RAW RECORDS:
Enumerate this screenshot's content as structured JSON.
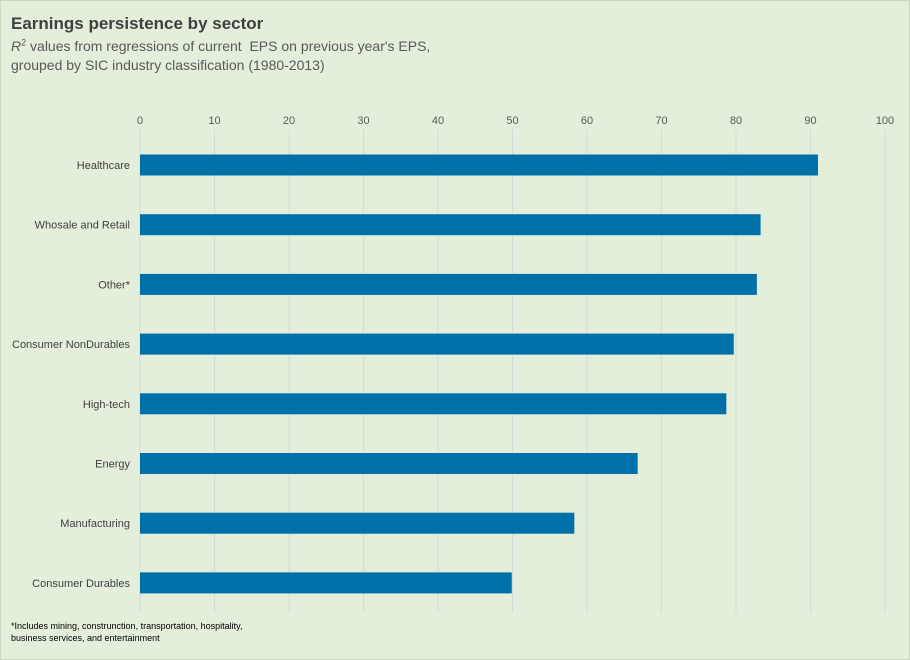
{
  "chart_data": {
    "type": "bar",
    "orientation": "horizontal",
    "title": "Earnings persistence by sector",
    "subtitle": {
      "r_symbol": "R",
      "r_superscript": "2",
      "line1_rest": " values from regressions of current  EPS on previous year's EPS,",
      "line2": "grouped by SIC industry classification (1980-2013)"
    },
    "categories": [
      "Healthcare",
      "Whosale and Retail",
      "Other*",
      "Consumer NonDurables",
      "High-tech",
      "Energy",
      "Manufacturing",
      "Consumer Durables"
    ],
    "values": [
      91,
      83.3,
      82.8,
      79.7,
      78.7,
      66.8,
      58.3,
      49.9
    ],
    "xlim": [
      0,
      100
    ],
    "x_ticks": [
      0,
      10,
      20,
      30,
      40,
      50,
      60,
      70,
      80,
      90,
      100
    ],
    "x_axis_position": "top",
    "grid": true,
    "legend": "none",
    "bar_color": "#0070a8",
    "grid_color": "#d9d9d9",
    "background_color": "#e3efdb",
    "footnote": {
      "line1": "*Includes mining, construnction, transportation, hospitality,",
      "line2": "business services, and entertainment"
    }
  }
}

INSTRUCTION: Copy out the entries verbatim and leave the images out.

RESPONSE:
Enumerate this screenshot's content as structured JSON.
{
  "chart_data": {
    "type": "bar",
    "orientation": "horizontal",
    "title": "Earnings persistence by sector",
    "subtitle": {
      "r_symbol": "R",
      "r_superscript": "2",
      "line1_rest": " values from regressions of current  EPS on previous year's EPS,",
      "line2": "grouped by SIC industry classification (1980-2013)"
    },
    "categories": [
      "Healthcare",
      "Whosale and Retail",
      "Other*",
      "Consumer NonDurables",
      "High-tech",
      "Energy",
      "Manufacturing",
      "Consumer Durables"
    ],
    "values": [
      91,
      83.3,
      82.8,
      79.7,
      78.7,
      66.8,
      58.3,
      49.9
    ],
    "xlim": [
      0,
      100
    ],
    "x_ticks": [
      0,
      10,
      20,
      30,
      40,
      50,
      60,
      70,
      80,
      90,
      100
    ],
    "x_axis_position": "top",
    "grid": true,
    "legend": "none",
    "bar_color": "#0070a8",
    "grid_color": "#d9d9d9",
    "background_color": "#e3efdb",
    "footnote": {
      "line1": "*Includes mining, construnction, transportation, hospitality,",
      "line2": "business services, and entertainment"
    }
  }
}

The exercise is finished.